In the material below, find each line holding the string "Warehouses" and copy it.

********************

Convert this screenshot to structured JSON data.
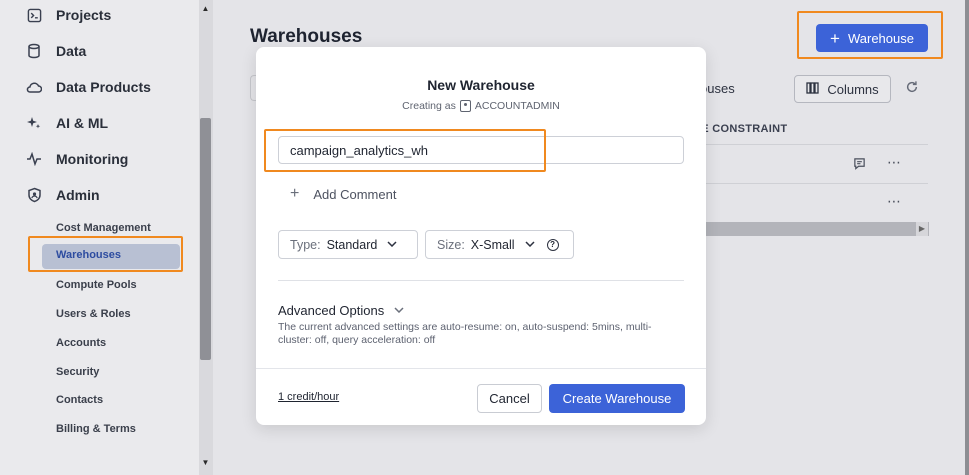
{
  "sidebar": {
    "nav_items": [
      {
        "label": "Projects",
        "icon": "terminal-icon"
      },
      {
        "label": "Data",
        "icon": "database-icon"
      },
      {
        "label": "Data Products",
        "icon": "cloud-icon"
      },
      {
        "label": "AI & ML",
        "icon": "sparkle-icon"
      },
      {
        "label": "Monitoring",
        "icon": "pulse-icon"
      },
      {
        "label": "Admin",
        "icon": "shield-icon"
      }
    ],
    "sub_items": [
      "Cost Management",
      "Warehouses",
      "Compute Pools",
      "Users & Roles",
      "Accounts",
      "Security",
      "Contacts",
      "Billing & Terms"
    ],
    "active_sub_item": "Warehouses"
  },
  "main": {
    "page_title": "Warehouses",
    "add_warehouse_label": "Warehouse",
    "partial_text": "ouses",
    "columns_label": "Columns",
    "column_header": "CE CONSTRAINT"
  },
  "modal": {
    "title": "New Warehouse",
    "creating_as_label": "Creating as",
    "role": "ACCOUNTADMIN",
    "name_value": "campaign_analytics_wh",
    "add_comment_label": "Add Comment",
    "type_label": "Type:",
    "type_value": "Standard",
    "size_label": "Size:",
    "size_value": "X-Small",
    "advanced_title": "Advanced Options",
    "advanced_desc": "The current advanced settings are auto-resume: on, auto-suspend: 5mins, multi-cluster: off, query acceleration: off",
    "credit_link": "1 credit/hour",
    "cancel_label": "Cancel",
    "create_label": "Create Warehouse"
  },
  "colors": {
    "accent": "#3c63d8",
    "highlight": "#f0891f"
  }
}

********************

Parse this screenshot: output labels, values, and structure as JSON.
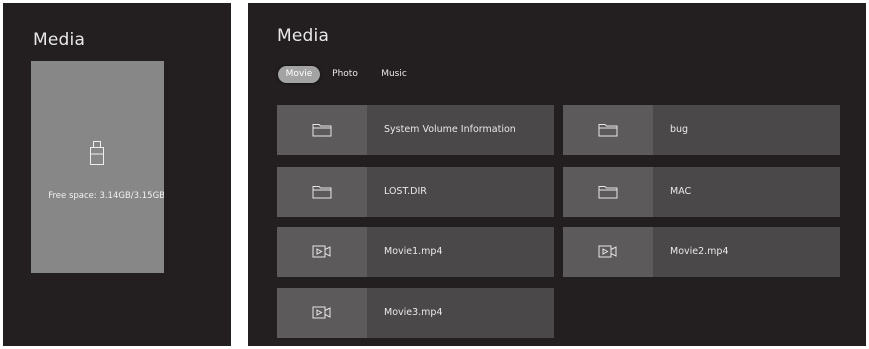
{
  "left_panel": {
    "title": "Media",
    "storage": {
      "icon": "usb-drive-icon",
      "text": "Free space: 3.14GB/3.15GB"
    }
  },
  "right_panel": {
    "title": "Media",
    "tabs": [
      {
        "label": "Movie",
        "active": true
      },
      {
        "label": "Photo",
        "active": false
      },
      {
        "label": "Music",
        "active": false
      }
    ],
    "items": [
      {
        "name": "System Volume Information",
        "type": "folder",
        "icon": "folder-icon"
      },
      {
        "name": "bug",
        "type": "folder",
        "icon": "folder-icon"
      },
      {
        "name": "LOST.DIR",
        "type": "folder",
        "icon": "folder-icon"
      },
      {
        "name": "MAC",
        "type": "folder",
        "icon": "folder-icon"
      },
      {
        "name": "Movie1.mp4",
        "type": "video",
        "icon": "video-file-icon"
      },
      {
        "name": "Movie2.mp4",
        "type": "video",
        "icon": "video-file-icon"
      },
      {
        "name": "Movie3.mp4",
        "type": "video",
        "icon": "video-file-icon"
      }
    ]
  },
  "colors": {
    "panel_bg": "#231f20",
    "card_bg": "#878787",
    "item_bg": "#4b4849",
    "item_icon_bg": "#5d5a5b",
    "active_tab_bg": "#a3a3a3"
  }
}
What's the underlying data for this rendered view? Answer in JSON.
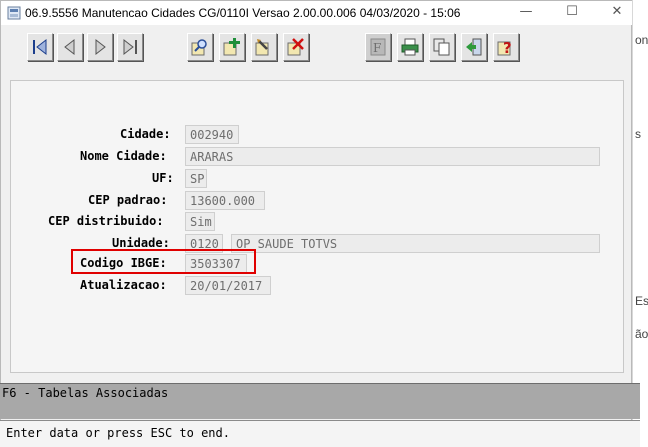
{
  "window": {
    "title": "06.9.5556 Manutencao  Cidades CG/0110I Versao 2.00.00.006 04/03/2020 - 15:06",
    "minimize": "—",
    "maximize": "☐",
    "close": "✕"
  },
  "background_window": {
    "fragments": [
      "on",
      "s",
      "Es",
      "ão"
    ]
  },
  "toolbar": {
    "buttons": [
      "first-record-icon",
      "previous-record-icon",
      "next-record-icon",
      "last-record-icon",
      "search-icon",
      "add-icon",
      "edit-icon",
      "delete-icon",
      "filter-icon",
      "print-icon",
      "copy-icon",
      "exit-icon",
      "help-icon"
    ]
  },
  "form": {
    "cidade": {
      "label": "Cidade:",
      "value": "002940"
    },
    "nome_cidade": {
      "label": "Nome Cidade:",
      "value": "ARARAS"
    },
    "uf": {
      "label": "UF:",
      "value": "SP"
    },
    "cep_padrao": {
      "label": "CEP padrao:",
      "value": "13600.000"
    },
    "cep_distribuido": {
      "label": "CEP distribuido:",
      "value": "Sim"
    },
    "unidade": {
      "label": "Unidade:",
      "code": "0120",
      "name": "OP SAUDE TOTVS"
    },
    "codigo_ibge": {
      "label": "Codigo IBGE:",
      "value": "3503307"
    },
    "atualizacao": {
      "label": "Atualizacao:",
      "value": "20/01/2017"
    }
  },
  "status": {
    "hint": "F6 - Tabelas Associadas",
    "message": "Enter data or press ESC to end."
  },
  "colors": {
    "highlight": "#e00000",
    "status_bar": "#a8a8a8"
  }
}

********************

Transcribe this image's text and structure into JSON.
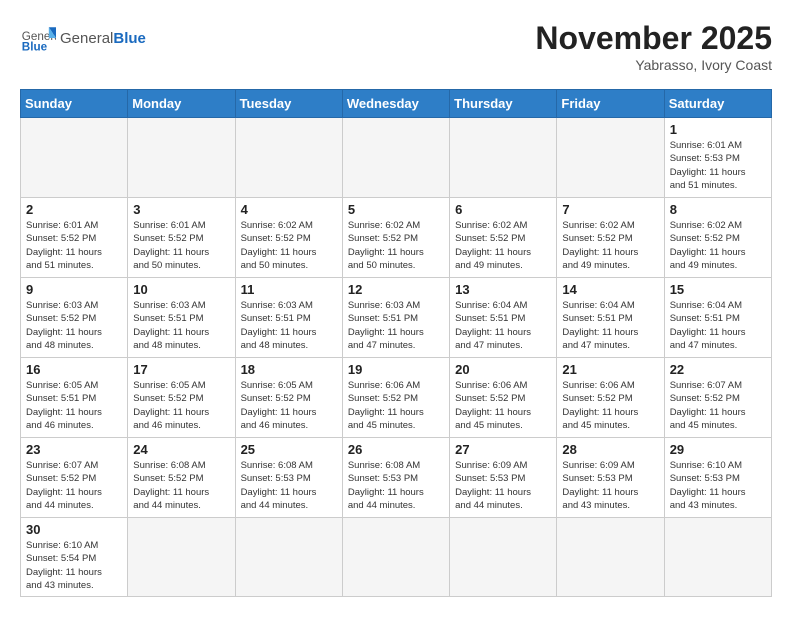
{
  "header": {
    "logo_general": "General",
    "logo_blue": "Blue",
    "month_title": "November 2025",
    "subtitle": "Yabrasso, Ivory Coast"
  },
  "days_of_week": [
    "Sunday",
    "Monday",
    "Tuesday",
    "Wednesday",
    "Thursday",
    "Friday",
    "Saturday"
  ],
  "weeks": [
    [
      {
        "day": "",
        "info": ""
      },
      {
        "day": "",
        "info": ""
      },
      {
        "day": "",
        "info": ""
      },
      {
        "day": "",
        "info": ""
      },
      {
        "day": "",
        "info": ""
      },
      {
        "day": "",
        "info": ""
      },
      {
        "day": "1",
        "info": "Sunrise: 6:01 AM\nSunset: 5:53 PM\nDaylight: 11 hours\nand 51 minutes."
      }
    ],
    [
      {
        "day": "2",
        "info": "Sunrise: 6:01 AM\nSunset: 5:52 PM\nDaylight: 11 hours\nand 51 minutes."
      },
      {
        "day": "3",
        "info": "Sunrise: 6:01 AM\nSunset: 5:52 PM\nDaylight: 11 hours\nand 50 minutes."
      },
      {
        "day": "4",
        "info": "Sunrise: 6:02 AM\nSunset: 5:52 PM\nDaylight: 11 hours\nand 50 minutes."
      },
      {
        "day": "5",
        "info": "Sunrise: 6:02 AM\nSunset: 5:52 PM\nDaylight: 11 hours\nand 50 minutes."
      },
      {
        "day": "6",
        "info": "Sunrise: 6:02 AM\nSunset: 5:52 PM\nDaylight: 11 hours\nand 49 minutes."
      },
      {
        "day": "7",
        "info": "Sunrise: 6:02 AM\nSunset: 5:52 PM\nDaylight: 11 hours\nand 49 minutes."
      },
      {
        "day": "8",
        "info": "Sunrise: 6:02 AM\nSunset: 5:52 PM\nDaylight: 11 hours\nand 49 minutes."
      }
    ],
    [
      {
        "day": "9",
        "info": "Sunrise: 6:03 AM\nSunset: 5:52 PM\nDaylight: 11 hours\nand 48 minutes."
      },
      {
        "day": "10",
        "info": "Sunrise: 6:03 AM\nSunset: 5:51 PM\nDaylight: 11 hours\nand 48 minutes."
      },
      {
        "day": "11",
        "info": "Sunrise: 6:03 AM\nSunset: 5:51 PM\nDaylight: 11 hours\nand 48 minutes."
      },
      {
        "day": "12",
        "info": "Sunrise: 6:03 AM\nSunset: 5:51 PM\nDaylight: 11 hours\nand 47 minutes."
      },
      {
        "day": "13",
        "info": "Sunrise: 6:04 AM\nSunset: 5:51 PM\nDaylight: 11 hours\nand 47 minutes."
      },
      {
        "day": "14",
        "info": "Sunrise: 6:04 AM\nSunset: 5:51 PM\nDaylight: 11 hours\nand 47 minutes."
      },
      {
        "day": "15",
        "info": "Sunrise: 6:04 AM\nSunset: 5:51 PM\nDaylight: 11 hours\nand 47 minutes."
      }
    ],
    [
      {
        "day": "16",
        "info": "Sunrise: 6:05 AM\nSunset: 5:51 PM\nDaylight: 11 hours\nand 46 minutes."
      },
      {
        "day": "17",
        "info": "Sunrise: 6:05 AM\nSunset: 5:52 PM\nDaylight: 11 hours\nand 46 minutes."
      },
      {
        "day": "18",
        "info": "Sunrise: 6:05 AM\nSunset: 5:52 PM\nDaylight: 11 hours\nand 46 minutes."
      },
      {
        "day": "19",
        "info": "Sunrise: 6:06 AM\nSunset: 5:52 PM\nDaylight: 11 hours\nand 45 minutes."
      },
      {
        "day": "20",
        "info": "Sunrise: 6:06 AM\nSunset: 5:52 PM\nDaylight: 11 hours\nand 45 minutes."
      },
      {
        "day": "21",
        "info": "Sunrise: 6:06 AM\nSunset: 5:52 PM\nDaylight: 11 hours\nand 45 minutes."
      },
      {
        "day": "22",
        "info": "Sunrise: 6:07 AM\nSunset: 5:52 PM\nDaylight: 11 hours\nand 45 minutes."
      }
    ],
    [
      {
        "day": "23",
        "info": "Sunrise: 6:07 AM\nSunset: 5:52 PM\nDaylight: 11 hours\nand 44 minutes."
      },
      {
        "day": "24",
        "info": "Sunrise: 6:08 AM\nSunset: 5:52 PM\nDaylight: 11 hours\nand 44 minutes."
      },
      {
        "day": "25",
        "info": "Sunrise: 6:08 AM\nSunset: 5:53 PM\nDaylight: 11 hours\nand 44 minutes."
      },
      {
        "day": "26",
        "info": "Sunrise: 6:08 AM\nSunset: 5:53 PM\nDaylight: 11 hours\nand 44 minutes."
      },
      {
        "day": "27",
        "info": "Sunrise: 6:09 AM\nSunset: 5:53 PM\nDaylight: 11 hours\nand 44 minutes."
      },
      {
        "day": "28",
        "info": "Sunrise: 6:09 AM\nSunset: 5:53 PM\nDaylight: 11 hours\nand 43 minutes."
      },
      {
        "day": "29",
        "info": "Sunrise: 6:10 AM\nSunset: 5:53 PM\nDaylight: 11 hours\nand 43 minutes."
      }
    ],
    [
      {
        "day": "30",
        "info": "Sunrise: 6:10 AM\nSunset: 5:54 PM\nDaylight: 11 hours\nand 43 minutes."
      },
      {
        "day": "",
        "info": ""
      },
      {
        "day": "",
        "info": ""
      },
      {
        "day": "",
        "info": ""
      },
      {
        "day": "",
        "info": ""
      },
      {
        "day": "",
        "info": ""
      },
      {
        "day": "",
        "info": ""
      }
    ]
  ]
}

********************

* **The answer**:
      "Warehouses",
    "active_sub_item": "Warehouses"
    "page_title": "Warehouses",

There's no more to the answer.